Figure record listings
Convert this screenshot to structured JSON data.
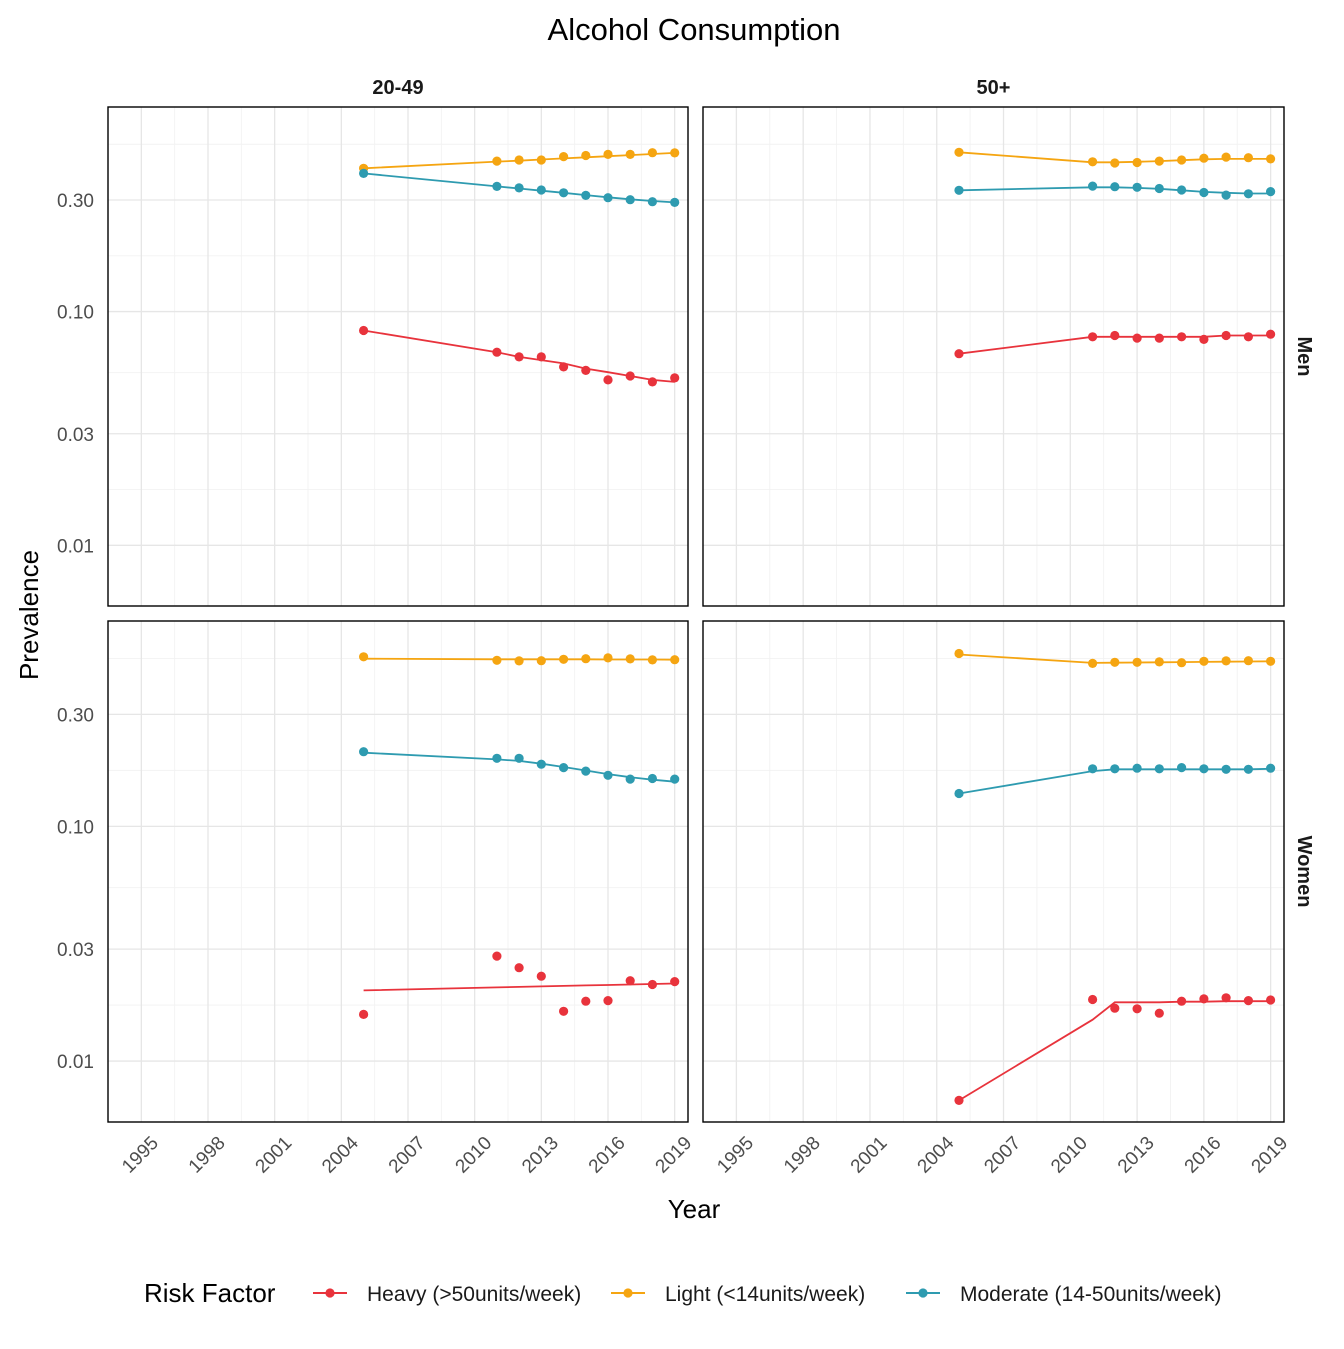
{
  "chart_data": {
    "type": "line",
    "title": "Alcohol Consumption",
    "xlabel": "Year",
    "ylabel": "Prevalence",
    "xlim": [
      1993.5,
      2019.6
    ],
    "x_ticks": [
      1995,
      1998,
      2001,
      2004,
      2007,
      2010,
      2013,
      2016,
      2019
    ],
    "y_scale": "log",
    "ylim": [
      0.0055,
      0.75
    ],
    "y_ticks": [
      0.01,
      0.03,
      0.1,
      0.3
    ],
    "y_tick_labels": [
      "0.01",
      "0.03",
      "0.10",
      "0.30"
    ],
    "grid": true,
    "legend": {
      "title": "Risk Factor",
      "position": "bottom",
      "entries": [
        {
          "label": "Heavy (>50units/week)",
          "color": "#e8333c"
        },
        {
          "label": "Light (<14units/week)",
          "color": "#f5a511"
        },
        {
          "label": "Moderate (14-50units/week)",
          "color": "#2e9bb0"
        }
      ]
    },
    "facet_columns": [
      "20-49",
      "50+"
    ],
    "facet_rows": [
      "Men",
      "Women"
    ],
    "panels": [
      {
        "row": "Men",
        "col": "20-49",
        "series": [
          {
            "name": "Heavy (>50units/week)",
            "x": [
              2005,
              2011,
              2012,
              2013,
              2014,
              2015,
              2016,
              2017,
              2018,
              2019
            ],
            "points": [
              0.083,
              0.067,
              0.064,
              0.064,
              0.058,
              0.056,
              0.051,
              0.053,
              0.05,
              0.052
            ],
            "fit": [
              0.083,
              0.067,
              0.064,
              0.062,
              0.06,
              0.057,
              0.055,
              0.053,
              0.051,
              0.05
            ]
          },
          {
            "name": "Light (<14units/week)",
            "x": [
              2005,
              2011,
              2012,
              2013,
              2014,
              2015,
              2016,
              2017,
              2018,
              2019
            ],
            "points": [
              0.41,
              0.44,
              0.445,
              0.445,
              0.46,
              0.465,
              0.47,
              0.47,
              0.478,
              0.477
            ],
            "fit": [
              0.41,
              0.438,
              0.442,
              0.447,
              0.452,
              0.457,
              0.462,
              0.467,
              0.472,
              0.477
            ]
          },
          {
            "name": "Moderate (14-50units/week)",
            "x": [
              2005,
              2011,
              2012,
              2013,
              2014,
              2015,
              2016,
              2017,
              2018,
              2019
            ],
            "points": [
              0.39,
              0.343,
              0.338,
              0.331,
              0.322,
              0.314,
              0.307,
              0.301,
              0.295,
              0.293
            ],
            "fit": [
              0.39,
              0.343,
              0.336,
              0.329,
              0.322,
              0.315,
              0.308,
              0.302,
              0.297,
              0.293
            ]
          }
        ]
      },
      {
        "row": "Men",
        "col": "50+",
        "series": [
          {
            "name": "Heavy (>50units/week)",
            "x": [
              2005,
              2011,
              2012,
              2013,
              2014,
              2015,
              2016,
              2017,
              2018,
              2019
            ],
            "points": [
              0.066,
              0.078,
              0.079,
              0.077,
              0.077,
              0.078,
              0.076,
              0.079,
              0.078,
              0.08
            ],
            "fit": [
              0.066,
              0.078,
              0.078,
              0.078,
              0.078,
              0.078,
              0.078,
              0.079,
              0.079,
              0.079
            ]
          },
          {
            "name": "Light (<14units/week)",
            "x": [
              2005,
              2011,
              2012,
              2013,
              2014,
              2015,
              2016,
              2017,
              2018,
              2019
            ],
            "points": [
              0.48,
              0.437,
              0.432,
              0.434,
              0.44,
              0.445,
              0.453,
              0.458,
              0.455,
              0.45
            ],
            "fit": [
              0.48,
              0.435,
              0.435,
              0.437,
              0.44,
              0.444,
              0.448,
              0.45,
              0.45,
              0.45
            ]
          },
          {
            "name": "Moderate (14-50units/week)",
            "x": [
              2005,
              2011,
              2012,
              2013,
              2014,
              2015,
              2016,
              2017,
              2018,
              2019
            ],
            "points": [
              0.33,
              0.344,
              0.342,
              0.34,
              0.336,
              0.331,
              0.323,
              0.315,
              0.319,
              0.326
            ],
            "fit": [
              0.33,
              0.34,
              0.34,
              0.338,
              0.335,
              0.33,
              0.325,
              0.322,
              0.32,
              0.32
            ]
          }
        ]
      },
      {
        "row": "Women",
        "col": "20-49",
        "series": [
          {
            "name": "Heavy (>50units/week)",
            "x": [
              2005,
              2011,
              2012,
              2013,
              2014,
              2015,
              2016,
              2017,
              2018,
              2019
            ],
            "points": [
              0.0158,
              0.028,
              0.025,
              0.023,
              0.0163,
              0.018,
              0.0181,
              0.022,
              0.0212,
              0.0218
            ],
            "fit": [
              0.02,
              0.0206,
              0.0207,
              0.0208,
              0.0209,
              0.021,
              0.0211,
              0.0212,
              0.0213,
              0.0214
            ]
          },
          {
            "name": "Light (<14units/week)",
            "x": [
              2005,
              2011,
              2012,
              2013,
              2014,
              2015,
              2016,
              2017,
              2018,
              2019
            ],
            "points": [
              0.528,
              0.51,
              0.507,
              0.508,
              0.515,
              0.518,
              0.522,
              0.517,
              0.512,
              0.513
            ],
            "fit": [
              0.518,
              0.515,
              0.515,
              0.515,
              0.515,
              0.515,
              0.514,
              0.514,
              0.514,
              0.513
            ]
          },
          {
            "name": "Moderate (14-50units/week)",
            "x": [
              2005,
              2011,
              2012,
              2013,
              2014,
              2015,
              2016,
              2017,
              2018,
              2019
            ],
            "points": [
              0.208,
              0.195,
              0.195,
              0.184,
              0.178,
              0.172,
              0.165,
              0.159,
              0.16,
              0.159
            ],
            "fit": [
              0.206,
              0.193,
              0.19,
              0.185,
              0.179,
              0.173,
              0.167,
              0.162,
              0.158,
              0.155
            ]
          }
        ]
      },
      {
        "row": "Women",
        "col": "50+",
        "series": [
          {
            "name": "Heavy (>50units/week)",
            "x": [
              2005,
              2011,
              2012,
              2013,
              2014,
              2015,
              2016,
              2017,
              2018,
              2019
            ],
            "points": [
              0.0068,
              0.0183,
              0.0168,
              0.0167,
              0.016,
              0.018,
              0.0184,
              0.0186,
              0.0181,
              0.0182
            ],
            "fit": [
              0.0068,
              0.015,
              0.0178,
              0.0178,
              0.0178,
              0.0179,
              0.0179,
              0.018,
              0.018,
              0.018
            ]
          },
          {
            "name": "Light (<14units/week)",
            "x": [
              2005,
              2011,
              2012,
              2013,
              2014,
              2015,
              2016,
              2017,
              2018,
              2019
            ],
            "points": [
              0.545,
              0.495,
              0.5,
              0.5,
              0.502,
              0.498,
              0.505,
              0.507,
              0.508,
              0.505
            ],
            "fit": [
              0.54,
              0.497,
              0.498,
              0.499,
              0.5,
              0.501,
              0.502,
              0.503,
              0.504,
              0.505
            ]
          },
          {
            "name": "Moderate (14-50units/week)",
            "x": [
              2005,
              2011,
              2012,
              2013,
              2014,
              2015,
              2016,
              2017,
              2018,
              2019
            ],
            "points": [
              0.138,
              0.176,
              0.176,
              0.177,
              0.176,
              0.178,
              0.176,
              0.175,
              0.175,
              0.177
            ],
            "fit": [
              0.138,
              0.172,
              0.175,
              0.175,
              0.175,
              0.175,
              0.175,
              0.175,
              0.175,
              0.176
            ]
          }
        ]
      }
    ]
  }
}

---

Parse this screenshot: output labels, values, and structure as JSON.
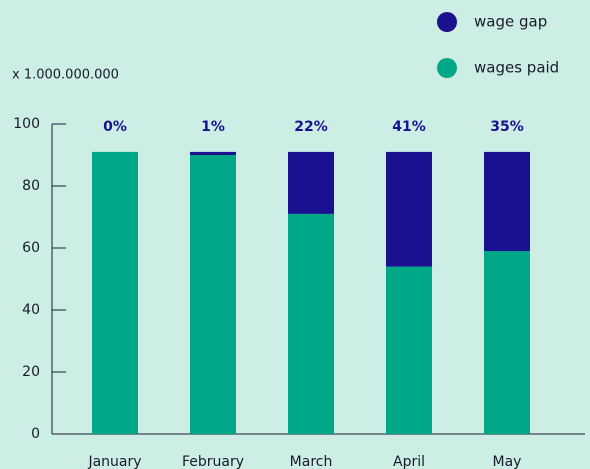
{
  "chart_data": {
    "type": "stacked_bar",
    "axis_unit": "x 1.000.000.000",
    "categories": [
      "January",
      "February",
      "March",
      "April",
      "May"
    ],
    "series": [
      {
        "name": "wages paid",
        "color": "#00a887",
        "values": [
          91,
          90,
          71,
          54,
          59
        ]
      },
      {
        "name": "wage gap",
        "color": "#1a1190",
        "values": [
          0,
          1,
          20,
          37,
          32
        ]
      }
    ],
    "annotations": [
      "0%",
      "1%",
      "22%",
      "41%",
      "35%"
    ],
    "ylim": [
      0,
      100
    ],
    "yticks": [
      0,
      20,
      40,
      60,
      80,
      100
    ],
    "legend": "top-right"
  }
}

EXERCISE DETAILS — List each line in the listing that contains the string "JSON".

TASK RESPONSE —
Convert this screenshot to structured JSON data.
Parse this screenshot: output labels, values, and structure as JSON.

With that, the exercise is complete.